In the data that follows, count every line holding the string "被告らは" and give the count alone.

━━━━━━━━

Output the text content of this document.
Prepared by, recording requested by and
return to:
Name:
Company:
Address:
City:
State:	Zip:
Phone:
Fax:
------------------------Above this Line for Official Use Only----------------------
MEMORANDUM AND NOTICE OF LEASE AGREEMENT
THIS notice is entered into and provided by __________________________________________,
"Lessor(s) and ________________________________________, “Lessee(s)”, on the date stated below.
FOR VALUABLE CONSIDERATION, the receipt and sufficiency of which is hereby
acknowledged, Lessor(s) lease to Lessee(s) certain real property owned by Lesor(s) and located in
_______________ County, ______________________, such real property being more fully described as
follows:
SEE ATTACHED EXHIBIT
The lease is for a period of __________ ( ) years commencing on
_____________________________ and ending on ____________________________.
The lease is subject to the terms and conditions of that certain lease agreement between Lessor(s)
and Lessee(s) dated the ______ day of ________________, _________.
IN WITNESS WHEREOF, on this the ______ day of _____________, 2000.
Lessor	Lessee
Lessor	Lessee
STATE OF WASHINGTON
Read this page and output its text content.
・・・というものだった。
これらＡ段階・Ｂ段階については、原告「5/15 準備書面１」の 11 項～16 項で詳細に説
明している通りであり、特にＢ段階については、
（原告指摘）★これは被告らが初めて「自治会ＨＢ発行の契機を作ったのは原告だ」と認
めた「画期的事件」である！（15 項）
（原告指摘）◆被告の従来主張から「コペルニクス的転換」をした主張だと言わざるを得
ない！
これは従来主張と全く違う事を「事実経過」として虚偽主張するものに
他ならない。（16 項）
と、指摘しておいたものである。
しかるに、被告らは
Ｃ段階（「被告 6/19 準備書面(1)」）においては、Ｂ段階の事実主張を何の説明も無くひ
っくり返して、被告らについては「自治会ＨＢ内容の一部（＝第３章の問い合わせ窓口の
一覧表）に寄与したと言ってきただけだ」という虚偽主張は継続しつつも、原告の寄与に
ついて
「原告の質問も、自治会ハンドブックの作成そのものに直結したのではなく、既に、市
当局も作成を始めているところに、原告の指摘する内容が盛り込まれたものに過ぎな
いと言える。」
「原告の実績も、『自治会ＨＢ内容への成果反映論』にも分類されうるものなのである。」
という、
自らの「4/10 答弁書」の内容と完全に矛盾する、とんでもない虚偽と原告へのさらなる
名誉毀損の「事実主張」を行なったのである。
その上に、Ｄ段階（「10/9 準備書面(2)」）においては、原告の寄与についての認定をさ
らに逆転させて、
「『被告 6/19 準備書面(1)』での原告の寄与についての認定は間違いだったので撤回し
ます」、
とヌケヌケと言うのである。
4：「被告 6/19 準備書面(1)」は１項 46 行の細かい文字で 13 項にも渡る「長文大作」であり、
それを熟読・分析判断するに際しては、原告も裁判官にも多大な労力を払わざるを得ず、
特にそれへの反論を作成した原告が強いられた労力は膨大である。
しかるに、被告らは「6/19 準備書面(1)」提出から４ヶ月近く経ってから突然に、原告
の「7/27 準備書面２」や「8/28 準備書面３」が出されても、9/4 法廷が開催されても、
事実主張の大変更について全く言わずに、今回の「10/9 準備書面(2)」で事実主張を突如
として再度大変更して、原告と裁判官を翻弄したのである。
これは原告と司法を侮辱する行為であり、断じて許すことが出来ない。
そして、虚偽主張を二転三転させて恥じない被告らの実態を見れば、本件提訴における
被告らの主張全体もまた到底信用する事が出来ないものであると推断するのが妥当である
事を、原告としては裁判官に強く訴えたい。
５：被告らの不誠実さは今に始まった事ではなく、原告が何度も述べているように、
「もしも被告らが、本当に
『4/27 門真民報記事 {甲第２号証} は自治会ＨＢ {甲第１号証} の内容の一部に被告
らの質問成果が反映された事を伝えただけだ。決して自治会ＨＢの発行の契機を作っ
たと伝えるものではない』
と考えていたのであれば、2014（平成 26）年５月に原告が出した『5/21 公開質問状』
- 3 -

━━━━━━━━

WORKED ANSWER:
2